= Exercise directions =
Your answer should be a single number: how many lines in the data below hold the string "mail".

= Provided material =
▬▬▬▬▬▬▬▬▬▬
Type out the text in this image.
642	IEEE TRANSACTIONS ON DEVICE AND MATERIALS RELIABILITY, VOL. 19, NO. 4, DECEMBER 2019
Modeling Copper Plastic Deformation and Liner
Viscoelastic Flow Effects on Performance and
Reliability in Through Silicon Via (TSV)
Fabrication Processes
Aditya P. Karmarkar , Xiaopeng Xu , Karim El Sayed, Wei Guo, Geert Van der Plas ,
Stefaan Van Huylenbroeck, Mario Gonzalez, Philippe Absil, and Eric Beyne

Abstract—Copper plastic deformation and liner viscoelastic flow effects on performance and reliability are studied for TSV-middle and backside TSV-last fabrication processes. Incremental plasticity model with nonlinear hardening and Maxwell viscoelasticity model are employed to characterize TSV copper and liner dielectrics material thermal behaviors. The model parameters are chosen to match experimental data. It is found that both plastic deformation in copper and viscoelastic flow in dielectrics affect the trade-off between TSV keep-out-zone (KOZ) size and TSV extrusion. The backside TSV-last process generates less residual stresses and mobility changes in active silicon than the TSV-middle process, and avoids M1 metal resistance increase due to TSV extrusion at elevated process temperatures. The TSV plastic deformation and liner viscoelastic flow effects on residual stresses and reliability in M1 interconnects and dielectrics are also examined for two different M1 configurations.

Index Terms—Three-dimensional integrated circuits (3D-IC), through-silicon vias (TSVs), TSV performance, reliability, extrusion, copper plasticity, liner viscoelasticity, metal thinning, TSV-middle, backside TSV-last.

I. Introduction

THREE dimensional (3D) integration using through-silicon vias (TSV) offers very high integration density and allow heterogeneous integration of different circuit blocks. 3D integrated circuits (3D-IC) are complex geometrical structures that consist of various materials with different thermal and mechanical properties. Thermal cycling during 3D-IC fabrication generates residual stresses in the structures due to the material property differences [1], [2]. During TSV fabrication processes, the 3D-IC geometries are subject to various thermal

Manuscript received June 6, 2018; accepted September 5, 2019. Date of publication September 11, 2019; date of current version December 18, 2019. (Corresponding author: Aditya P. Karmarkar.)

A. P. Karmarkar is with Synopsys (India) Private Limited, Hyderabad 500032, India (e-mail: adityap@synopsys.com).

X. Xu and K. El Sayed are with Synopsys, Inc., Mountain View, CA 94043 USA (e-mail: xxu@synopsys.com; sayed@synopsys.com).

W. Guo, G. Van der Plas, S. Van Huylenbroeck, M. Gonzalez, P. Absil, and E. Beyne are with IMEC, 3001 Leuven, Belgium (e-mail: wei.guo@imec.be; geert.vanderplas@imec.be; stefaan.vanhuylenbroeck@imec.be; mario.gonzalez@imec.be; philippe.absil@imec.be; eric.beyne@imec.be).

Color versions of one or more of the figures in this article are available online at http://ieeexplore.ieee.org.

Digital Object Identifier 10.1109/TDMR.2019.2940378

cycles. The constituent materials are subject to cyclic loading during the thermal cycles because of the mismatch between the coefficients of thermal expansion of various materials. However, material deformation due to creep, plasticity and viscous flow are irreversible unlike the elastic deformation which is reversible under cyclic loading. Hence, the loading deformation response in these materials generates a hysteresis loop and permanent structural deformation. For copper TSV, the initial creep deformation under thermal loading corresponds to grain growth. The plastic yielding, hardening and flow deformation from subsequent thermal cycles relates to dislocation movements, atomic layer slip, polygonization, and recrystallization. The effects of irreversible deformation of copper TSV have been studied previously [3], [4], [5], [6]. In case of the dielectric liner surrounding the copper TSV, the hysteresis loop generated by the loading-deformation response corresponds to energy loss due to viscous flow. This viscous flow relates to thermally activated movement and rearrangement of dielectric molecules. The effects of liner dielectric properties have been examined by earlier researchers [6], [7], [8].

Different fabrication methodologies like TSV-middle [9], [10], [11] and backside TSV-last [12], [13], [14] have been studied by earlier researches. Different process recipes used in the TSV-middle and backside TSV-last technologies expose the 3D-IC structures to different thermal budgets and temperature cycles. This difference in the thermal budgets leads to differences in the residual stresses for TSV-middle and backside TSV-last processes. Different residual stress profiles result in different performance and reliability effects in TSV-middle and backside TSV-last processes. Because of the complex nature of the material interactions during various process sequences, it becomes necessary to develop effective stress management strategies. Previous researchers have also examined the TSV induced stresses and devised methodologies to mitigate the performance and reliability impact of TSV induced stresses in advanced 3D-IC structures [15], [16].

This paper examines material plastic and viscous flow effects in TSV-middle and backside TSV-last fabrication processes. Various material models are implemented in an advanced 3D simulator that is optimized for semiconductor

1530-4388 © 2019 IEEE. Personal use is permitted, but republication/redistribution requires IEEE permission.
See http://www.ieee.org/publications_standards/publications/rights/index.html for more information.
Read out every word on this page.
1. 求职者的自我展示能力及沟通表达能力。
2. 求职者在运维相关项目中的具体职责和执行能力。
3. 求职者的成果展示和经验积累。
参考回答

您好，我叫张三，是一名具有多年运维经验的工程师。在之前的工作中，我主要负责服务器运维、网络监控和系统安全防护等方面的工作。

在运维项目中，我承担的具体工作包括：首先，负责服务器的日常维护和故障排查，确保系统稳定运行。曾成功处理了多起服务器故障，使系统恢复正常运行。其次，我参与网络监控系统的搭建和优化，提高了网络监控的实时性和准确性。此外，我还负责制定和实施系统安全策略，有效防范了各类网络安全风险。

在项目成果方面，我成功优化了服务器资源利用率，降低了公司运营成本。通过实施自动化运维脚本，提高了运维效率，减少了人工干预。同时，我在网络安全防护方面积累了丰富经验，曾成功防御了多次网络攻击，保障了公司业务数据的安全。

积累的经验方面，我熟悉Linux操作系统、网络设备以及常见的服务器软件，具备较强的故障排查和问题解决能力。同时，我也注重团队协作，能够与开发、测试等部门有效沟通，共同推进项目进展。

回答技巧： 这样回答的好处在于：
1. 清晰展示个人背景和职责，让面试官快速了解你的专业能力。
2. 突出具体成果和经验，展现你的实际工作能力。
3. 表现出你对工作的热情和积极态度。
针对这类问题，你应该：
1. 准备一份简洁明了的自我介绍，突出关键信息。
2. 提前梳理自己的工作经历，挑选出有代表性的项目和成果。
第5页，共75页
▬▬▬▬▬▬▬▬▬▬
= Complete output =
3